◆ TASK DATA
───

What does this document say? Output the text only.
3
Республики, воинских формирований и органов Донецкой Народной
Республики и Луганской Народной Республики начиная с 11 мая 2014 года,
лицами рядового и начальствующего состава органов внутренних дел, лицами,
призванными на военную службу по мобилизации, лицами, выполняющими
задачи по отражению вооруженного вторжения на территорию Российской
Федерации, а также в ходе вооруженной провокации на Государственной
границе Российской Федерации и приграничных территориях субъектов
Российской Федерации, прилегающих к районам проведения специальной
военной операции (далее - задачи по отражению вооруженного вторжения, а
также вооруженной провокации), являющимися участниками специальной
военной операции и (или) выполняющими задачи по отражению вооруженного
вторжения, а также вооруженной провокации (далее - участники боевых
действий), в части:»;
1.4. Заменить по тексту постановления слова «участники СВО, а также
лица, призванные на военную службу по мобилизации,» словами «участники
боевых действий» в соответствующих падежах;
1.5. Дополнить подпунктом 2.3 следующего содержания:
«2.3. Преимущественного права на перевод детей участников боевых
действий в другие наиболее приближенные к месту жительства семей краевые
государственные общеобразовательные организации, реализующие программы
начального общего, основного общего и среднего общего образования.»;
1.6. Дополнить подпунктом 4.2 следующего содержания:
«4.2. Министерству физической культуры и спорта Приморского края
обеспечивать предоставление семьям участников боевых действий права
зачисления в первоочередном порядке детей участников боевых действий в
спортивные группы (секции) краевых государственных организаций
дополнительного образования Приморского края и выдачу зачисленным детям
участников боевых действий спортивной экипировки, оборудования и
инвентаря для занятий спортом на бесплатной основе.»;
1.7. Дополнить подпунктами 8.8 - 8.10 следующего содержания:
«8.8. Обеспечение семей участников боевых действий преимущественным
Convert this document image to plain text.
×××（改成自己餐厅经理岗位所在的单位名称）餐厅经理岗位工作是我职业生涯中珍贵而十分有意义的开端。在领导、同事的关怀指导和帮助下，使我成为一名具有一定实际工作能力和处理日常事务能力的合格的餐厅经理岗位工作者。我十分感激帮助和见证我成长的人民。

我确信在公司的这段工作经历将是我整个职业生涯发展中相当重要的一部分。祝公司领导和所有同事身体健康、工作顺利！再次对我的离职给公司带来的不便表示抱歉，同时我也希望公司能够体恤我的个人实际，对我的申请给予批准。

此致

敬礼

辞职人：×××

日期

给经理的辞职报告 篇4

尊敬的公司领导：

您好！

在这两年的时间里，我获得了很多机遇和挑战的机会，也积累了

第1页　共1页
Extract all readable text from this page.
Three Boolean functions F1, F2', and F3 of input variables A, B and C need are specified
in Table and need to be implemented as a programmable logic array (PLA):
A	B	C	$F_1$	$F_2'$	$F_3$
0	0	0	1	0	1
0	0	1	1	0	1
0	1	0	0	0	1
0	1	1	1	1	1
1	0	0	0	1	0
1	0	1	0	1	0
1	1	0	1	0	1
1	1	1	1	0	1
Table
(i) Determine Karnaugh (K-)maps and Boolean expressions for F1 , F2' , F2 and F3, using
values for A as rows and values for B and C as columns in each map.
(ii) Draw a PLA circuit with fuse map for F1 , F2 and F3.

───

◆ OBJECTIVE
Recopy all the lines exactly as they appear.

◆ RESPONSE TO THIS EXERCISE
What does this document say? Output the text only.
3
Республики, воинских формирований и органов Донецкой Народной
Республики и Луганской Народной Республики начиная с 11 мая 2014 года,
лицами рядового и начальствующего состава органов внутренних дел, лицами,
призванными на военную службу по мобилизации, лицами, выполняющими
задачи по отражению вооруженного вторжения на территорию Российской
Федерации, а также в ходе вооруженной провокации на Государственной
границе Российской Федерации и приграничных территориях субъектов
Российской Федерации, прилегающих к районам проведения специальной
военной операции (далее - задачи по отражению вооруженного вторжения, а
также вооруженной провокации), являющимися участниками специальной
военной операции и (или) выполняющими задачи по отражению вооруженного
вторжения, а также вооруженной провокации (далее - участники боевых
действий), в части:»;
1.4. Заменить по тексту постановления слова «участники СВО, а также
лица, призванные на военную службу по мобилизации,» словами «участники
боевых действий» в соответствующих падежах;
1.5. Дополнить подпунктом 2.3 следующего содержания:
«2.3. Преимущественного права на перевод детей участников боевых
действий в другие наиболее приближенные к месту жительства семей краевые
государственные общеобразовательные организации, реализующие программы
начального общего, основного общего и среднего общего образования.»;
1.6. Дополнить подпунктом 4.2 следующего содержания:
«4.2. Министерству физической культуры и спорта Приморского края
обеспечивать предоставление семьям участников боевых действий права
зачисления в первоочередном порядке детей участников боевых действий в
спортивные группы (секции) краевых государственных организаций
дополнительного образования Приморского края и выдачу зачисленным детям
участников боевых действий спортивной экипировки, оборудования и
инвентаря для занятий спортом на бесплатной основе.»;
1.7. Дополнить подпунктами 8.8 - 8.10 следующего содержания:
«8.8. Обеспечение семей участников боевых действий преимущественным
Convert this document image to plain text.
×××（改成自己餐厅经理岗位所在的单位名称）餐厅经理岗位工作是我职业生涯中珍贵而十分有意义的开端。在领导、同事的关怀指导和帮助下，使我成为一名具有一定实际工作能力和处理日常事务能力的合格的餐厅经理岗位工作者。我十分感激帮助和见证我成长的人民。

我确信在公司的这段工作经历将是我整个职业生涯发展中相当重要的一部分。祝公司领导和所有同事身体健康、工作顺利！再次对我的离职给公司带来的不便表示抱歉，同时我也希望公司能够体恤我的个人实际，对我的申请给予批准。

此致

敬礼

辞职人：×××

日期

给经理的辞职报告 篇4

尊敬的公司领导：

您好！

在这两年的时间里，我获得了很多机遇和挑战的机会，也积累了

第1页　共1页
Extract all readable text from this page.
Three Boolean functions F1, F2', and F3 of input variables A, B and C need are specified
in Table and need to be implemented as a programmable logic array (PLA):
A	B	C	$F_1$	$F_2'$	$F_3$
0	0	0	1	0	1
0	0	1	1	0	1
0	1	0	0	0	1
0	1	1	1	1	1
1	0	0	0	1	0
1	0	1	0	1	0
1	1	0	1	0	1
1	1	1	1	0	1
Table
(i) Determine Karnaugh (K-)maps and Boolean expressions for F1 , F2' , F2 and F3, using
values for A as rows and values for B and C as columns in each map.
(ii) Draw a PLA circuit with fuse map for F1 , F2 and F3.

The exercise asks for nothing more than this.